(TASK GOAL):
Reproduce each of the following rows word for word, changing nothing.

● ● ● ●

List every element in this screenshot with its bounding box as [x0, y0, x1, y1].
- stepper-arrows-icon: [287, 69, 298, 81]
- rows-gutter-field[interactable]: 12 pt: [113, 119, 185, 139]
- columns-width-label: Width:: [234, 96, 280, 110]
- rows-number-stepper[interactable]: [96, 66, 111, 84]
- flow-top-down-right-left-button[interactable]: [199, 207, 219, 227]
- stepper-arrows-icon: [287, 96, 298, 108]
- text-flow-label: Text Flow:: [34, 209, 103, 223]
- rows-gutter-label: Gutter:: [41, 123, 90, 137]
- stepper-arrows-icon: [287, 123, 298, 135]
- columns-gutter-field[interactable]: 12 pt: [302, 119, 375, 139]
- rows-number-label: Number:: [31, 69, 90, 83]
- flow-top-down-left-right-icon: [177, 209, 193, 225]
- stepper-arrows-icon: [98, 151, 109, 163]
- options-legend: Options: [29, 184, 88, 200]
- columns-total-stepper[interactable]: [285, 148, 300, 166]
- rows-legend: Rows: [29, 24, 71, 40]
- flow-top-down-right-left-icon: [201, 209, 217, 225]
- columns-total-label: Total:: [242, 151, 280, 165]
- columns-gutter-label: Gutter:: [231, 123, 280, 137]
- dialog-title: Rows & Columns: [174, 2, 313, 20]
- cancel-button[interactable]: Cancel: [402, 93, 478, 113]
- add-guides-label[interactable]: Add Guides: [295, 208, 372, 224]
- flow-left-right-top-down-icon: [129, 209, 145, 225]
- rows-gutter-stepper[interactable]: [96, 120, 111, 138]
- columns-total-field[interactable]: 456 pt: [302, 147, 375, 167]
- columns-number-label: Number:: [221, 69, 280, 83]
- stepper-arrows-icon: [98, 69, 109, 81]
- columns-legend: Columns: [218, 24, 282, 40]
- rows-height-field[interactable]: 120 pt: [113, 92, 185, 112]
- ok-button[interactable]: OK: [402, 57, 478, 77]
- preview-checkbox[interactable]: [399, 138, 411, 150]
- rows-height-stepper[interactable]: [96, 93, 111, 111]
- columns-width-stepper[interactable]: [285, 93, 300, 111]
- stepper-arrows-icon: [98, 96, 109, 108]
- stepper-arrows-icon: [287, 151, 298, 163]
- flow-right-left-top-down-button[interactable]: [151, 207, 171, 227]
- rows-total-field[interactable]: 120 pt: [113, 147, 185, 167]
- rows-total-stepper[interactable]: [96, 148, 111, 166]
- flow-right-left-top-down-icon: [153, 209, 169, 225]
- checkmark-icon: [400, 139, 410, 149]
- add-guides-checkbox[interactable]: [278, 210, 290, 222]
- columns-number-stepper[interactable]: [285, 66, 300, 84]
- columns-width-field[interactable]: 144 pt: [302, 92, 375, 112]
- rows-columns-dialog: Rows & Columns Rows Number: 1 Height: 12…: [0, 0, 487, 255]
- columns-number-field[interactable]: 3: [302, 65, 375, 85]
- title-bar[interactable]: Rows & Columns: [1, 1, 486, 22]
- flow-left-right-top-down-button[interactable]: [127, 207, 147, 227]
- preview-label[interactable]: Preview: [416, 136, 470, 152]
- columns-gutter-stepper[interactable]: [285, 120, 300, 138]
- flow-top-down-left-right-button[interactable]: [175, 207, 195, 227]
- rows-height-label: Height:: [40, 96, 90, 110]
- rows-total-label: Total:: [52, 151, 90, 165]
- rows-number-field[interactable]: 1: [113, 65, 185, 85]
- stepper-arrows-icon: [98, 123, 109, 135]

● ● ● ●

(WORKED ANSWER):
List every element in this screenshot with its bounding box as [x0, y0, x1, y1].
- stepper-arrows-icon: [287, 69, 298, 81]
- rows-gutter-field[interactable]: 12 pt: [113, 119, 185, 139]
- columns-width-label: Width:: [234, 96, 280, 110]
- rows-number-stepper[interactable]: [96, 66, 111, 84]
- flow-top-down-right-left-button[interactable]: [199, 207, 219, 227]
- stepper-arrows-icon: [287, 96, 298, 108]
- text-flow-label: Text Flow:: [34, 209, 103, 223]
- rows-gutter-label: Gutter:: [41, 123, 90, 137]
- stepper-arrows-icon: [287, 123, 298, 135]
- columns-gutter-field[interactable]: 12 pt: [302, 119, 375, 139]
- rows-number-label: Number:: [31, 69, 90, 83]
- flow-top-down-left-right-icon: [177, 209, 193, 225]
- stepper-arrows-icon: [98, 151, 109, 163]
- options-legend: Options: [29, 184, 88, 200]
- columns-total-stepper[interactable]: [285, 148, 300, 166]
- rows-legend: Rows: [29, 24, 71, 40]
- flow-top-down-right-left-icon: [201, 209, 217, 225]
- columns-total-label: Total:: [242, 151, 280, 165]
- columns-gutter-label: Gutter:: [231, 123, 280, 137]
- dialog-title: Rows & Columns: [174, 2, 313, 20]
- cancel-button[interactable]: Cancel: [402, 93, 478, 113]
- add-guides-label[interactable]: Add Guides: [295, 208, 372, 224]
- flow-left-right-top-down-icon: [129, 209, 145, 225]
- rows-gutter-stepper[interactable]: [96, 120, 111, 138]
- columns-total-field[interactable]: 456 pt: [302, 147, 375, 167]
- columns-number-label: Number:: [221, 69, 280, 83]
- stepper-arrows-icon: [98, 69, 109, 81]
- columns-legend: Columns: [218, 24, 282, 40]
- rows-height-field[interactable]: 120 pt: [113, 92, 185, 112]
- ok-button[interactable]: OK: [402, 57, 478, 77]
- preview-checkbox[interactable]: [399, 138, 411, 150]
- rows-height-stepper[interactable]: [96, 93, 111, 111]
- columns-width-stepper[interactable]: [285, 93, 300, 111]
- stepper-arrows-icon: [98, 96, 109, 108]
- stepper-arrows-icon: [287, 151, 298, 163]
- flow-right-left-top-down-button[interactable]: [151, 207, 171, 227]
- rows-total-field[interactable]: 120 pt: [113, 147, 185, 167]
- rows-total-stepper[interactable]: [96, 148, 111, 166]
- flow-right-left-top-down-icon: [153, 209, 169, 225]
- checkmark-icon: [400, 139, 410, 149]
- add-guides-checkbox[interactable]: [278, 210, 290, 222]
- columns-number-stepper[interactable]: [285, 66, 300, 84]
- columns-width-field[interactable]: 144 pt: [302, 92, 375, 112]
- rows-columns-dialog: Rows & Columns Rows Number: 1 Height: 12…: [0, 0, 487, 255]
- columns-number-field[interactable]: 3: [302, 65, 375, 85]
- title-bar[interactable]: Rows & Columns: [1, 1, 486, 22]
- flow-left-right-top-down-button[interactable]: [127, 207, 147, 227]
- preview-label[interactable]: Preview: [416, 136, 470, 152]
- columns-gutter-stepper[interactable]: [285, 120, 300, 138]
- flow-top-down-left-right-button[interactable]: [175, 207, 195, 227]
- rows-height-label: Height:: [40, 96, 90, 110]
- rows-total-label: Total:: [52, 151, 90, 165]
- rows-number-field[interactable]: 1: [113, 65, 185, 85]
- stepper-arrows-icon: [98, 123, 109, 135]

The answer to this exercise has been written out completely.